[Data tied to figure images]
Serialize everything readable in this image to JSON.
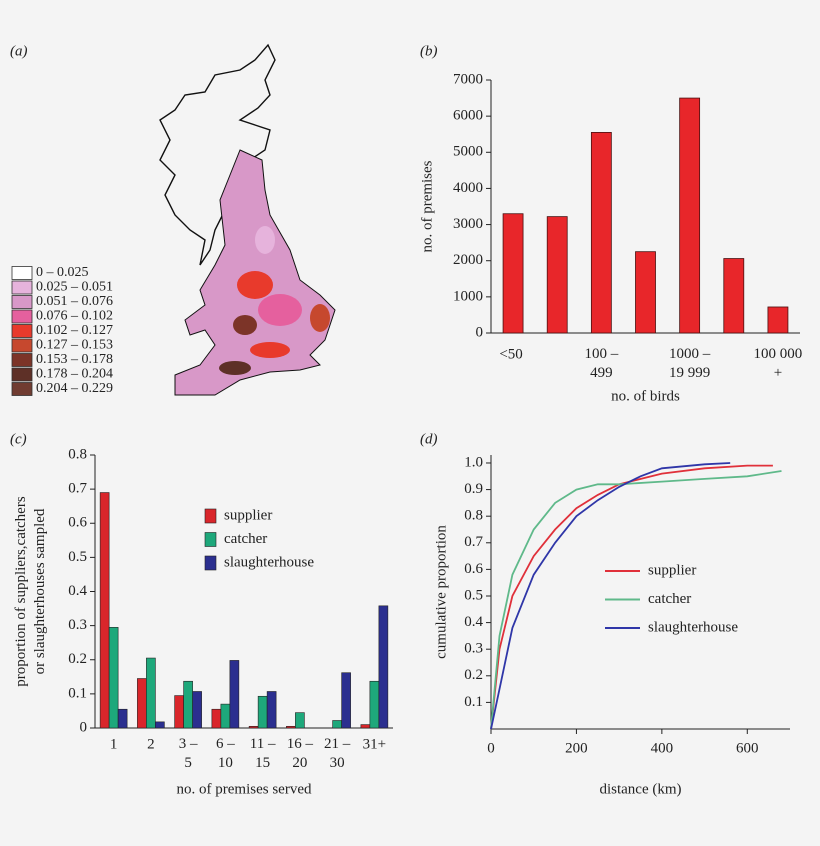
{
  "chart_data": [
    {
      "type": "map",
      "panel_label": "(a)",
      "legend": [
        {
          "label": "0 – 0.025",
          "color": "#ffffff"
        },
        {
          "label": "0.025 – 0.051",
          "color": "#e6b3dc"
        },
        {
          "label": "0.051 – 0.076",
          "color": "#d898c8"
        },
        {
          "label": "0.076 – 0.102",
          "color": "#e5609e"
        },
        {
          "label": "0.102 – 0.127",
          "color": "#e83a2c"
        },
        {
          "label": "0.127 – 0.153",
          "color": "#c6482e"
        },
        {
          "label": "0.153 – 0.178",
          "color": "#7c3428"
        },
        {
          "label": "0.178 – 0.204",
          "color": "#5e3027"
        },
        {
          "label": "0.204 – 0.229",
          "color": "#703c31"
        }
      ]
    },
    {
      "type": "bar",
      "panel_label": "(b)",
      "categories": [
        "<50",
        null,
        "100 –\n499",
        null,
        "1000 –\n19 999",
        null,
        "100 000\n+"
      ],
      "values": [
        3300,
        3220,
        5550,
        2250,
        6500,
        2060,
        720
      ],
      "color": "#e8262a",
      "ylim": [
        0,
        7000
      ],
      "yticks": [
        0,
        1000,
        2000,
        3000,
        4000,
        5000,
        6000,
        7000
      ],
      "x_label": "no. of birds",
      "y_label": "no. of premises"
    },
    {
      "type": "grouped_bar",
      "panel_label": "(c)",
      "categories": [
        "1",
        "2",
        "3 –\n5",
        "6 –\n10",
        "11 –\n15",
        "16 –\n20",
        "21 –\n30",
        "31+"
      ],
      "series": [
        {
          "name": "supplier",
          "color": "#d9262b",
          "values": [
            0.69,
            0.145,
            0.095,
            0.055,
            0.005,
            0.005,
            0,
            0.01
          ]
        },
        {
          "name": "catcher",
          "color": "#1ea87b",
          "values": [
            0.295,
            0.205,
            0.137,
            0.07,
            0.093,
            0.045,
            0.022,
            0.137
          ]
        },
        {
          "name": "slaughterhouse",
          "color": "#2b2f8f",
          "values": [
            0.055,
            0.018,
            0.107,
            0.198,
            0.107,
            0,
            0.162,
            0.358
          ]
        }
      ],
      "ylim": [
        0,
        0.8
      ],
      "yticks": [
        0,
        0.1,
        0.2,
        0.3,
        0.4,
        0.5,
        0.6,
        0.7,
        0.8
      ],
      "x_label": "no. of premises served",
      "y_label": "proportion of suppliers,catchers\nor slaughterhouses sampled"
    },
    {
      "type": "line",
      "panel_label": "(d)",
      "series": [
        {
          "name": "supplier",
          "color": "#e0303a",
          "x": [
            0,
            20,
            50,
            100,
            150,
            200,
            250,
            300,
            400,
            500,
            600,
            660
          ],
          "values": [
            0,
            0.3,
            0.5,
            0.65,
            0.75,
            0.83,
            0.88,
            0.92,
            0.96,
            0.98,
            0.99,
            0.99
          ]
        },
        {
          "name": "catcher",
          "color": "#5fb98a",
          "x": [
            0,
            20,
            50,
            100,
            150,
            200,
            250,
            300,
            400,
            500,
            600,
            680
          ],
          "values": [
            0,
            0.35,
            0.58,
            0.75,
            0.85,
            0.9,
            0.92,
            0.92,
            0.93,
            0.94,
            0.95,
            0.97
          ]
        },
        {
          "name": "slaughterhouse",
          "color": "#2f36a8",
          "x": [
            0,
            20,
            50,
            100,
            150,
            200,
            250,
            300,
            350,
            400,
            500,
            560
          ],
          "values": [
            0,
            0.15,
            0.38,
            0.58,
            0.7,
            0.8,
            0.86,
            0.91,
            0.95,
            0.98,
            0.995,
            1.0
          ]
        }
      ],
      "xlim": [
        0,
        700
      ],
      "xticks": [
        0,
        200,
        400,
        600
      ],
      "ylim": [
        0,
        1.03
      ],
      "yticks": [
        0.1,
        0.2,
        0.3,
        0.4,
        0.5,
        0.6,
        0.7,
        0.8,
        0.9,
        {
          "value": 1,
          "label": "1.0"
        }
      ],
      "x_label": "distance (km)",
      "y_label": "cumulative proportion"
    }
  ]
}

STATED TASK ▸
Reproduce the full material exactly, excluding the pictures.

CORRECT RESULT ▸
Serialize everything readable in this image to JSON.
{
  "chart_data": [
    {
      "type": "map",
      "panel_label": "(a)",
      "legend": [
        {
          "label": "0 – 0.025",
          "color": "#ffffff"
        },
        {
          "label": "0.025 – 0.051",
          "color": "#e6b3dc"
        },
        {
          "label": "0.051 – 0.076",
          "color": "#d898c8"
        },
        {
          "label": "0.076 – 0.102",
          "color": "#e5609e"
        },
        {
          "label": "0.102 – 0.127",
          "color": "#e83a2c"
        },
        {
          "label": "0.127 – 0.153",
          "color": "#c6482e"
        },
        {
          "label": "0.153 – 0.178",
          "color": "#7c3428"
        },
        {
          "label": "0.178 – 0.204",
          "color": "#5e3027"
        },
        {
          "label": "0.204 – 0.229",
          "color": "#703c31"
        }
      ]
    },
    {
      "type": "bar",
      "panel_label": "(b)",
      "categories": [
        "<50",
        null,
        "100 –\n499",
        null,
        "1000 –\n19 999",
        null,
        "100 000\n+"
      ],
      "values": [
        3300,
        3220,
        5550,
        2250,
        6500,
        2060,
        720
      ],
      "color": "#e8262a",
      "ylim": [
        0,
        7000
      ],
      "yticks": [
        0,
        1000,
        2000,
        3000,
        4000,
        5000,
        6000,
        7000
      ],
      "x_label": "no. of birds",
      "y_label": "no. of premises"
    },
    {
      "type": "grouped_bar",
      "panel_label": "(c)",
      "categories": [
        "1",
        "2",
        "3 –\n5",
        "6 –\n10",
        "11 –\n15",
        "16 –\n20",
        "21 –\n30",
        "31+"
      ],
      "series": [
        {
          "name": "supplier",
          "color": "#d9262b",
          "values": [
            0.69,
            0.145,
            0.095,
            0.055,
            0.005,
            0.005,
            0,
            0.01
          ]
        },
        {
          "name": "catcher",
          "color": "#1ea87b",
          "values": [
            0.295,
            0.205,
            0.137,
            0.07,
            0.093,
            0.045,
            0.022,
            0.137
          ]
        },
        {
          "name": "slaughterhouse",
          "color": "#2b2f8f",
          "values": [
            0.055,
            0.018,
            0.107,
            0.198,
            0.107,
            0,
            0.162,
            0.358
          ]
        }
      ],
      "ylim": [
        0,
        0.8
      ],
      "yticks": [
        0,
        0.1,
        0.2,
        0.3,
        0.4,
        0.5,
        0.6,
        0.7,
        0.8
      ],
      "x_label": "no. of premises served",
      "y_label": "proportion of suppliers,catchers\nor slaughterhouses sampled"
    },
    {
      "type": "line",
      "panel_label": "(d)",
      "series": [
        {
          "name": "supplier",
          "color": "#e0303a",
          "x": [
            0,
            20,
            50,
            100,
            150,
            200,
            250,
            300,
            400,
            500,
            600,
            660
          ],
          "values": [
            0,
            0.3,
            0.5,
            0.65,
            0.75,
            0.83,
            0.88,
            0.92,
            0.96,
            0.98,
            0.99,
            0.99
          ]
        },
        {
          "name": "catcher",
          "color": "#5fb98a",
          "x": [
            0,
            20,
            50,
            100,
            150,
            200,
            250,
            300,
            400,
            500,
            600,
            680
          ],
          "values": [
            0,
            0.35,
            0.58,
            0.75,
            0.85,
            0.9,
            0.92,
            0.92,
            0.93,
            0.94,
            0.95,
            0.97
          ]
        },
        {
          "name": "slaughterhouse",
          "color": "#2f36a8",
          "x": [
            0,
            20,
            50,
            100,
            150,
            200,
            250,
            300,
            350,
            400,
            500,
            560
          ],
          "values": [
            0,
            0.15,
            0.38,
            0.58,
            0.7,
            0.8,
            0.86,
            0.91,
            0.95,
            0.98,
            0.995,
            1.0
          ]
        }
      ],
      "xlim": [
        0,
        700
      ],
      "xticks": [
        0,
        200,
        400,
        600
      ],
      "ylim": [
        0,
        1.03
      ],
      "yticks": [
        0.1,
        0.2,
        0.3,
        0.4,
        0.5,
        0.6,
        0.7,
        0.8,
        0.9,
        {
          "value": 1,
          "label": "1.0"
        }
      ],
      "x_label": "distance (km)",
      "y_label": "cumulative proportion"
    }
  ]
}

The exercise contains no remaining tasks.